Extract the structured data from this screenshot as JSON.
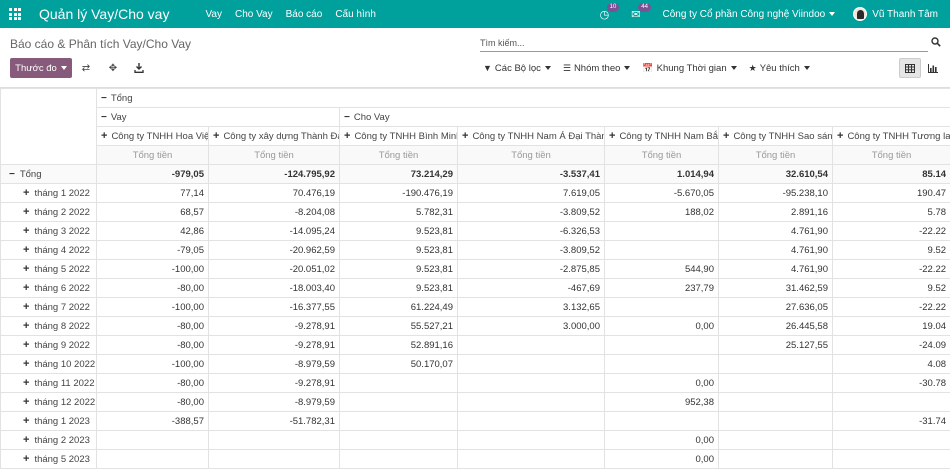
{
  "app": {
    "title": "Quản lý Vay/Cho vay",
    "menu": [
      "Vay",
      "Cho Vay",
      "Báo cáo",
      "Cấu hình"
    ],
    "activity_badge": "10",
    "message_badge": "44",
    "company": "Công ty Cổ phần Công nghệ Viindoo",
    "user": "Vũ Thanh Tâm"
  },
  "control": {
    "breadcrumb": "Báo cáo & Phân tích Vay/Cho Vay",
    "search_placeholder": "Tìm kiếm...",
    "measure_label": "Thước đo",
    "filters_label": "Các Bộ lọc",
    "group_label": "Nhóm theo",
    "timeframe_label": "Khung Thời gian",
    "favorites_label": "Yêu thích"
  },
  "pivot": {
    "total_label": "Tổng",
    "group_vay": "Vay",
    "group_chovay": "Cho Vay",
    "measure": "Tổng tiền",
    "companies": [
      "Công ty TNHH Hoa Việt",
      "Công ty xây dựng Thành Đạt",
      "Công ty TNHH Bình Minh",
      "Công ty TNHH Nam Á Đại Thành",
      "Công ty TNHH Nam Bắc",
      "Công ty TNHH Sao sáng",
      "Công ty TNHH Tương lai s"
    ],
    "total_row": [
      "-979,05",
      "-124.795,92",
      "73.214,29",
      "-3.537,41",
      "1.014,94",
      "32.610,54",
      "85.14"
    ],
    "rows": [
      {
        "label": "tháng 1 2022",
        "values": [
          "77,14",
          "70.476,19",
          "-190.476,19",
          "7.619,05",
          "-5.670,05",
          "-95.238,10",
          "190.47"
        ]
      },
      {
        "label": "tháng 2 2022",
        "values": [
          "68,57",
          "-8.204,08",
          "5.782,31",
          "-3.809,52",
          "188,02",
          "2.891,16",
          "5.78"
        ]
      },
      {
        "label": "tháng 3 2022",
        "values": [
          "42,86",
          "-14.095,24",
          "9.523,81",
          "-6.326,53",
          "",
          "4.761,90",
          "-22.22"
        ]
      },
      {
        "label": "tháng 4 2022",
        "values": [
          "-79,05",
          "-20.962,59",
          "9.523,81",
          "-3.809,52",
          "",
          "4.761,90",
          "9.52"
        ]
      },
      {
        "label": "tháng 5 2022",
        "values": [
          "-100,00",
          "-20.051,02",
          "9.523,81",
          "-2.875,85",
          "544,90",
          "4.761,90",
          "-22.22"
        ]
      },
      {
        "label": "tháng 6 2022",
        "values": [
          "-80,00",
          "-18.003,40",
          "9.523,81",
          "-467,69",
          "237,79",
          "31.462,59",
          "9.52"
        ]
      },
      {
        "label": "tháng 7 2022",
        "values": [
          "-100,00",
          "-16.377,55",
          "61.224,49",
          "3.132,65",
          "",
          "27.636,05",
          "-22.22"
        ]
      },
      {
        "label": "tháng 8 2022",
        "values": [
          "-80,00",
          "-9.278,91",
          "55.527,21",
          "3.000,00",
          "0,00",
          "26.445,58",
          "19.04"
        ]
      },
      {
        "label": "tháng 9 2022",
        "values": [
          "-80,00",
          "-9.278,91",
          "52.891,16",
          "",
          "",
          "25.127,55",
          "-24.09"
        ]
      },
      {
        "label": "tháng 10 2022",
        "values": [
          "-100,00",
          "-8.979,59",
          "50.170,07",
          "",
          "",
          "",
          "4.08"
        ]
      },
      {
        "label": "tháng 11 2022",
        "values": [
          "-80,00",
          "-9.278,91",
          "",
          "",
          "0,00",
          "",
          "-30.78"
        ]
      },
      {
        "label": "tháng 12 2022",
        "values": [
          "-80,00",
          "-8.979,59",
          "",
          "",
          "952,38",
          "",
          ""
        ]
      },
      {
        "label": "tháng 1 2023",
        "values": [
          "-388,57",
          "-51.782,31",
          "",
          "",
          "",
          "",
          "-31.74"
        ]
      },
      {
        "label": "tháng 2 2023",
        "values": [
          "",
          "",
          "",
          "",
          "0,00",
          "",
          ""
        ]
      },
      {
        "label": "tháng 5 2023",
        "values": [
          "",
          "",
          "",
          "",
          "0,00",
          "",
          ""
        ]
      }
    ]
  }
}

**GIVEN PROBLEM:**
Leave images out of the retyped records; keep all else exact.

**OUTPUT BELOW:**
Extract the structured data from this screenshot as JSON.
{
  "app": {
    "title": "Quản lý Vay/Cho vay",
    "menu": [
      "Vay",
      "Cho Vay",
      "Báo cáo",
      "Cấu hình"
    ],
    "activity_badge": "10",
    "message_badge": "44",
    "company": "Công ty Cổ phần Công nghệ Viindoo",
    "user": "Vũ Thanh Tâm"
  },
  "control": {
    "breadcrumb": "Báo cáo & Phân tích Vay/Cho Vay",
    "search_placeholder": "Tìm kiếm...",
    "measure_label": "Thước đo",
    "filters_label": "Các Bộ lọc",
    "group_label": "Nhóm theo",
    "timeframe_label": "Khung Thời gian",
    "favorites_label": "Yêu thích"
  },
  "pivot": {
    "total_label": "Tổng",
    "group_vay": "Vay",
    "group_chovay": "Cho Vay",
    "measure": "Tổng tiền",
    "companies": [
      "Công ty TNHH Hoa Việt",
      "Công ty xây dựng Thành Đạt",
      "Công ty TNHH Bình Minh",
      "Công ty TNHH Nam Á Đại Thành",
      "Công ty TNHH Nam Bắc",
      "Công ty TNHH Sao sáng",
      "Công ty TNHH Tương lai s"
    ],
    "total_row": [
      "-979,05",
      "-124.795,92",
      "73.214,29",
      "-3.537,41",
      "1.014,94",
      "32.610,54",
      "85.14"
    ],
    "rows": [
      {
        "label": "tháng 1 2022",
        "values": [
          "77,14",
          "70.476,19",
          "-190.476,19",
          "7.619,05",
          "-5.670,05",
          "-95.238,10",
          "190.47"
        ]
      },
      {
        "label": "tháng 2 2022",
        "values": [
          "68,57",
          "-8.204,08",
          "5.782,31",
          "-3.809,52",
          "188,02",
          "2.891,16",
          "5.78"
        ]
      },
      {
        "label": "tháng 3 2022",
        "values": [
          "42,86",
          "-14.095,24",
          "9.523,81",
          "-6.326,53",
          "",
          "4.761,90",
          "-22.22"
        ]
      },
      {
        "label": "tháng 4 2022",
        "values": [
          "-79,05",
          "-20.962,59",
          "9.523,81",
          "-3.809,52",
          "",
          "4.761,90",
          "9.52"
        ]
      },
      {
        "label": "tháng 5 2022",
        "values": [
          "-100,00",
          "-20.051,02",
          "9.523,81",
          "-2.875,85",
          "544,90",
          "4.761,90",
          "-22.22"
        ]
      },
      {
        "label": "tháng 6 2022",
        "values": [
          "-80,00",
          "-18.003,40",
          "9.523,81",
          "-467,69",
          "237,79",
          "31.462,59",
          "9.52"
        ]
      },
      {
        "label": "tháng 7 2022",
        "values": [
          "-100,00",
          "-16.377,55",
          "61.224,49",
          "3.132,65",
          "",
          "27.636,05",
          "-22.22"
        ]
      },
      {
        "label": "tháng 8 2022",
        "values": [
          "-80,00",
          "-9.278,91",
          "55.527,21",
          "3.000,00",
          "0,00",
          "26.445,58",
          "19.04"
        ]
      },
      {
        "label": "tháng 9 2022",
        "values": [
          "-80,00",
          "-9.278,91",
          "52.891,16",
          "",
          "",
          "25.127,55",
          "-24.09"
        ]
      },
      {
        "label": "tháng 10 2022",
        "values": [
          "-100,00",
          "-8.979,59",
          "50.170,07",
          "",
          "",
          "",
          "4.08"
        ]
      },
      {
        "label": "tháng 11 2022",
        "values": [
          "-80,00",
          "-9.278,91",
          "",
          "",
          "0,00",
          "",
          "-30.78"
        ]
      },
      {
        "label": "tháng 12 2022",
        "values": [
          "-80,00",
          "-8.979,59",
          "",
          "",
          "952,38",
          "",
          ""
        ]
      },
      {
        "label": "tháng 1 2023",
        "values": [
          "-388,57",
          "-51.782,31",
          "",
          "",
          "",
          "",
          "-31.74"
        ]
      },
      {
        "label": "tháng 2 2023",
        "values": [
          "",
          "",
          "",
          "",
          "0,00",
          "",
          ""
        ]
      },
      {
        "label": "tháng 5 2023",
        "values": [
          "",
          "",
          "",
          "",
          "0,00",
          "",
          ""
        ]
      }
    ]
  }
}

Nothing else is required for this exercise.